Work to complete ::
a) Decide whether each statement agrees with the eye-vitamin article below, answering yes or no and quoting the words from the article that settle it. (i) The AREDS studies were commissioned by the National Eye Institute. (ii) The human body is able to store vitamin C. (iii) Zinc aids the absorption of vitamin A.
b) Carry the eye-vitamin article below further, beginning after its final sentence and keeping its style.

If you’d like to add an eye health supplement to your daily regimen, a trip down the vitamin aisle in your local drugstore can be a bit overwhelming. How do you know which one is right for you?
Let’s clear up the confusion. We’ll share the latest research and talk about which brands have the best scientific support.
Which vitamins can help your eyes?
Through extensive studies commissioned by the National Eye Institute, called the Age-Related Eye Disease Study (AREDS), we now have more a lot more data on the benefits of eye supplements. Thousands of people took part over a period of five years.
Based on this research and other related studies, many vitamins and nutrients likely play a role in reducing the development of aged-related eye diseases. Let’s look at what scientists believe are the top vitamins and nutrients for eye health.
Vitamin A and Beta-Carotene
The human body converts beta carotene into vitamin A. This vitamin helps to form an effective barrier to bacteria and viruses, reducing the risk of eye infections. Supplementing with vitamin A can also lower the risk of night blindness, a condition making it difficult to see clearly in dim light. Zinc is an excellent complement to vitamin A, as it helps with absorption.
Vitamin B Complex
B complex vitamins may help reduce chronic inflammation and prevent elevated levels of homocysteine in the blood. Researchers found this to be associated with vascular problems affecting the retina. B vitamins also may reduce the risk of macular degeneration and aid in the treatment of uveitis, which is a type of eye inflammation that can lead to blindness.
Some studies have discovered a link between vitamin C and the reduced risk of cataracts. The human body cannot produce or store vitamin C, so it’s especially important to consume it regularly, whether through food or supplements. You may also want to look for bioflavonoids, which appear to help the body absorb vitamin C for higher antioxidant efficiency.
Research suggests that vitamin D may reduce your risk of macular degeneration. It’s notable that vitamin D deficiency is widespread, especially during winter months in cold climates since you can absorb this vitamin through sunlight. Your doctor can test for vitamin D deficiency.
Vitamin E has been associated with reduced risk of cataracts. This is another vitamin the body cannot produce on its own, so it’s important to get foods with vitamin E in your diet or take a supplement.

Supplied data ::
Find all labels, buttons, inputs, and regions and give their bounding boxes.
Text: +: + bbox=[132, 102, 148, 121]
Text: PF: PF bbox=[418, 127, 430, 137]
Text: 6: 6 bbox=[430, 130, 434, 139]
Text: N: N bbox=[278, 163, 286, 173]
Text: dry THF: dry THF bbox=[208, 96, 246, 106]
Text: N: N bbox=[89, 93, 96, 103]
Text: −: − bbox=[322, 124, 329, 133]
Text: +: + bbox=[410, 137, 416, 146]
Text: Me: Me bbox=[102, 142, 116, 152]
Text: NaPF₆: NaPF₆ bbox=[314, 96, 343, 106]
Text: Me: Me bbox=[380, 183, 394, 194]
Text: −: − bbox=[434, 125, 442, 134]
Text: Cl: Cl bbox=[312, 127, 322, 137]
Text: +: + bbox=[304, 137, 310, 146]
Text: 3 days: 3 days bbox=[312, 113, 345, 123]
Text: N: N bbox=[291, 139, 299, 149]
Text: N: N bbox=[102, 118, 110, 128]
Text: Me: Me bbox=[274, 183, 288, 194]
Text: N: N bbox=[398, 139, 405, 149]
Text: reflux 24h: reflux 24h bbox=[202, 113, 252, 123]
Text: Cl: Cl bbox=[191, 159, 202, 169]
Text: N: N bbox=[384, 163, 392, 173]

Answers for the exercise ::
a)
(i) Yes: "Through extensive studies commissioned by the National Eye Institute, called the Age-Related Eye Disease Study (AREDS)"
(ii) No: "The human body cannot produce or store vitamin C"
(iii) Yes: "Zinc is an excellent complement to vitamin A, as it helps with absorption."

b)
Lutein and Zeaxanthin
These carotenoids and macular pigments filter harmful high-energy blue wavelengths of light. This protects and maintains healthy cells in the eyes. Research suggests they may reduce the risk of macular degeneration and cataracts.
Omega-3 Essential Fatty Acids
While there’s still some debate in the eye care community, most optometrist believe that omega-3 fatty acids lower inflammation and improve tear production (lessening dry eye).
What are the best eye vitamin brands?
Naturally, it wouldn’t be practical to take individual supplements for each of these vitamins. That’s why they’ve been formulated into a single multivitamin for eye health. We recommend two brands, since they’re specifically aligned with the results of the National Eye Institute’s research.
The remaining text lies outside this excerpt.